### Extracted records

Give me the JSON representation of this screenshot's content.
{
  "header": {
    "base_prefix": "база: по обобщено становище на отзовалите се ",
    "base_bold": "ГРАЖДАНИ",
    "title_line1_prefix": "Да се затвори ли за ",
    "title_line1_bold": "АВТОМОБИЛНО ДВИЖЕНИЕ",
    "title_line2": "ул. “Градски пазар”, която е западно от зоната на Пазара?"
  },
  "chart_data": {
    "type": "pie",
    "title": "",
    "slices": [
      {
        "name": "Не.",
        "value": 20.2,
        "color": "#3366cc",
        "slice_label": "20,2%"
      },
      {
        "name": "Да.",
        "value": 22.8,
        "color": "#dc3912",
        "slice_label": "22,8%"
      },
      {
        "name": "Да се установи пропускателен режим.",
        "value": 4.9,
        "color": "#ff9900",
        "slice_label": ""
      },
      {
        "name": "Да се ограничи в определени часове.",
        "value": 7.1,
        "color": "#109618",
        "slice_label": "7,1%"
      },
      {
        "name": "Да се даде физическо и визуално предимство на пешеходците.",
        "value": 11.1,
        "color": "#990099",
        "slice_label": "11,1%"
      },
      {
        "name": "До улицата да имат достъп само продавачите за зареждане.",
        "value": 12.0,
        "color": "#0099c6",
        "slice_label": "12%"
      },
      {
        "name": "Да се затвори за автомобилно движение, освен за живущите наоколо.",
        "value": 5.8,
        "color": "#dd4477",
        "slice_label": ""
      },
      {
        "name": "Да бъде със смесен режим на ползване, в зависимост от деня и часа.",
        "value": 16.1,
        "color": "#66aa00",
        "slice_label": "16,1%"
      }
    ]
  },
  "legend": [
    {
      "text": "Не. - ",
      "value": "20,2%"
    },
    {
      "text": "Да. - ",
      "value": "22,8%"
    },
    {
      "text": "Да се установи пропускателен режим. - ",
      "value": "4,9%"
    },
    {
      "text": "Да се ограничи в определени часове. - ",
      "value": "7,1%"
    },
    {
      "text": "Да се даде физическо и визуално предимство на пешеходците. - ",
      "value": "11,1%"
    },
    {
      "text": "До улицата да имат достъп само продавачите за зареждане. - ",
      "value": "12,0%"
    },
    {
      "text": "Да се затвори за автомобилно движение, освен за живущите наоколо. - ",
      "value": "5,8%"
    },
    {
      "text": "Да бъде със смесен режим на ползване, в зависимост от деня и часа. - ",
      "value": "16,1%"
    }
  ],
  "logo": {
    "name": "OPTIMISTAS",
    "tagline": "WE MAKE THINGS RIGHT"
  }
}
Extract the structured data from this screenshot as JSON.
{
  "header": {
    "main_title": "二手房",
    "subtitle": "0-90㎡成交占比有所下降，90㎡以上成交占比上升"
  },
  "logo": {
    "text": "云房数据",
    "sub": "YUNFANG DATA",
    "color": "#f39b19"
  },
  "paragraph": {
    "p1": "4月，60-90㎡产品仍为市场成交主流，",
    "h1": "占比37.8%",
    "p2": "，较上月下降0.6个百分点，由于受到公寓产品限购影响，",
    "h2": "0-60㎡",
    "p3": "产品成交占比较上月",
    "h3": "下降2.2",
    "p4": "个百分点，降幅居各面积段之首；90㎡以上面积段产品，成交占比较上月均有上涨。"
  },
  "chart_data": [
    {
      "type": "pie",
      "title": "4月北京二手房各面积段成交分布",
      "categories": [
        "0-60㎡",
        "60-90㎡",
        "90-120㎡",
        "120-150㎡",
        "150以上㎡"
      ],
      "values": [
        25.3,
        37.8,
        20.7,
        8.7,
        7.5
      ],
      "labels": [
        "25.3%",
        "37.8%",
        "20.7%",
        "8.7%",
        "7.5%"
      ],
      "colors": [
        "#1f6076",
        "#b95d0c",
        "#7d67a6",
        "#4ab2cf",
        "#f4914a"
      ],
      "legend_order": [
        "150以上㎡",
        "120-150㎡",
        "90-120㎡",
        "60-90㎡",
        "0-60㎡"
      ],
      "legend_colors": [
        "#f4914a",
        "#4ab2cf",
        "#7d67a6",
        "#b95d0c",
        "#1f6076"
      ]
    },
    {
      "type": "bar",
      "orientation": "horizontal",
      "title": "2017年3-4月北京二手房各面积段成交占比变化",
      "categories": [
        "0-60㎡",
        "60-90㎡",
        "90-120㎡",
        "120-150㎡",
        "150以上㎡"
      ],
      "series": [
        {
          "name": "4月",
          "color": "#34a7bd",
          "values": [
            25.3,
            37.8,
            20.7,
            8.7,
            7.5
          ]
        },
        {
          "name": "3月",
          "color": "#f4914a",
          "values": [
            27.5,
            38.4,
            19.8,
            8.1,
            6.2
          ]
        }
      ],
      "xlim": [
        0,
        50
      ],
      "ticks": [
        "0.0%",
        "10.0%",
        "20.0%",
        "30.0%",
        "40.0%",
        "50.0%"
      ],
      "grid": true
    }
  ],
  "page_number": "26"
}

######

▸ **Given request**: Quote all of the entries verbatim.

▸ **Output**:
Give me the JSON representation of this screenshot's content.
{
  "header": {
    "base_prefix": "база: по обобщено становище на отзовалите се ",
    "base_bold": "ГРАЖДАНИ",
    "title_line1_prefix": "Да се затвори ли за ",
    "title_line1_bold": "АВТОМОБИЛНО ДВИЖЕНИЕ",
    "title_line2": "ул. “Градски пазар”, която е западно от зоната на Пазара?"
  },
  "chart_data": {
    "type": "pie",
    "title": "",
    "slices": [
      {
        "name": "Не.",
        "value": 20.2,
        "color": "#3366cc",
        "slice_label": "20,2%"
      },
      {
        "name": "Да.",
        "value": 22.8,
        "color": "#dc3912",
        "slice_label": "22,8%"
      },
      {
        "name": "Да се установи пропускателен режим.",
        "value": 4.9,
        "color": "#ff9900",
        "slice_label": ""
      },
      {
        "name": "Да се ограничи в определени часове.",
        "value": 7.1,
        "color": "#109618",
        "slice_label": "7,1%"
      },
      {
        "name": "Да се даде физическо и визуално предимство на пешеходците.",
        "value": 11.1,
        "color": "#990099",
        "slice_label": "11,1%"
      },
      {
        "name": "До улицата да имат достъп само продавачите за зареждане.",
        "value": 12.0,
        "color": "#0099c6",
        "slice_label": "12%"
      },
      {
        "name": "Да се затвори за автомобилно движение, освен за живущите наоколо.",
        "value": 5.8,
        "color": "#dd4477",
        "slice_label": ""
      },
      {
        "name": "Да бъде със смесен режим на ползване, в зависимост от деня и часа.",
        "value": 16.1,
        "color": "#66aa00",
        "slice_label": "16,1%"
      }
    ]
  },
  "legend": [
    {
      "text": "Не. - ",
      "value": "20,2%"
    },
    {
      "text": "Да. - ",
      "value": "22,8%"
    },
    {
      "text": "Да се установи пропускателен режим. - ",
      "value": "4,9%"
    },
    {
      "text": "Да се ограничи в определени часове. - ",
      "value": "7,1%"
    },
    {
      "text": "Да се даде физическо и визуално предимство на пешеходците. - ",
      "value": "11,1%"
    },
    {
      "text": "До улицата да имат достъп само продавачите за зареждане. - ",
      "value": "12,0%"
    },
    {
      "text": "Да се затвори за автомобилно движение, освен за живущите наоколо. - ",
      "value": "5,8%"
    },
    {
      "text": "Да бъде със смесен режим на ползване, в зависимост от деня и часа. - ",
      "value": "16,1%"
    }
  ],
  "logo": {
    "name": "OPTIMISTAS",
    "tagline": "WE MAKE THINGS RIGHT"
  }
}
Extract the structured data from this screenshot as JSON.
{
  "header": {
    "main_title": "二手房",
    "subtitle": "0-90㎡成交占比有所下降，90㎡以上成交占比上升"
  },
  "logo": {
    "text": "云房数据",
    "sub": "YUNFANG DATA",
    "color": "#f39b19"
  },
  "paragraph": {
    "p1": "4月，60-90㎡产品仍为市场成交主流，",
    "h1": "占比37.8%",
    "p2": "，较上月下降0.6个百分点，由于受到公寓产品限购影响，",
    "h2": "0-60㎡",
    "p3": "产品成交占比较上月",
    "h3": "下降2.2",
    "p4": "个百分点，降幅居各面积段之首；90㎡以上面积段产品，成交占比较上月均有上涨。"
  },
  "chart_data": [
    {
      "type": "pie",
      "title": "4月北京二手房各面积段成交分布",
      "categories": [
        "0-60㎡",
        "60-90㎡",
        "90-120㎡",
        "120-150㎡",
        "150以上㎡"
      ],
      "values": [
        25.3,
        37.8,
        20.7,
        8.7,
        7.5
      ],
      "labels": [
        "25.3%",
        "37.8%",
        "20.7%",
        "8.7%",
        "7.5%"
      ],
      "colors": [
        "#1f6076",
        "#b95d0c",
        "#7d67a6",
        "#4ab2cf",
        "#f4914a"
      ],
      "legend_order": [
        "150以上㎡",
        "120-150㎡",
        "90-120㎡",
        "60-90㎡",
        "0-60㎡"
      ],
      "legend_colors": [
        "#f4914a",
        "#4ab2cf",
        "#7d67a6",
        "#b95d0c",
        "#1f6076"
      ]
    },
    {
      "type": "bar",
      "orientation": "horizontal",
      "title": "2017年3-4月北京二手房各面积段成交占比变化",
      "categories": [
        "0-60㎡",
        "60-90㎡",
        "90-120㎡",
        "120-150㎡",
        "150以上㎡"
      ],
      "series": [
        {
          "name": "4月",
          "color": "#34a7bd",
          "values": [
            25.3,
            37.8,
            20.7,
            8.7,
            7.5
          ]
        },
        {
          "name": "3月",
          "color": "#f4914a",
          "values": [
            27.5,
            38.4,
            19.8,
            8.1,
            6.2
          ]
        }
      ],
      "xlim": [
        0,
        50
      ],
      "ticks": [
        "0.0%",
        "10.0%",
        "20.0%",
        "30.0%",
        "40.0%",
        "50.0%"
      ],
      "grid": true
    }
  ],
  "page_number": "26"
}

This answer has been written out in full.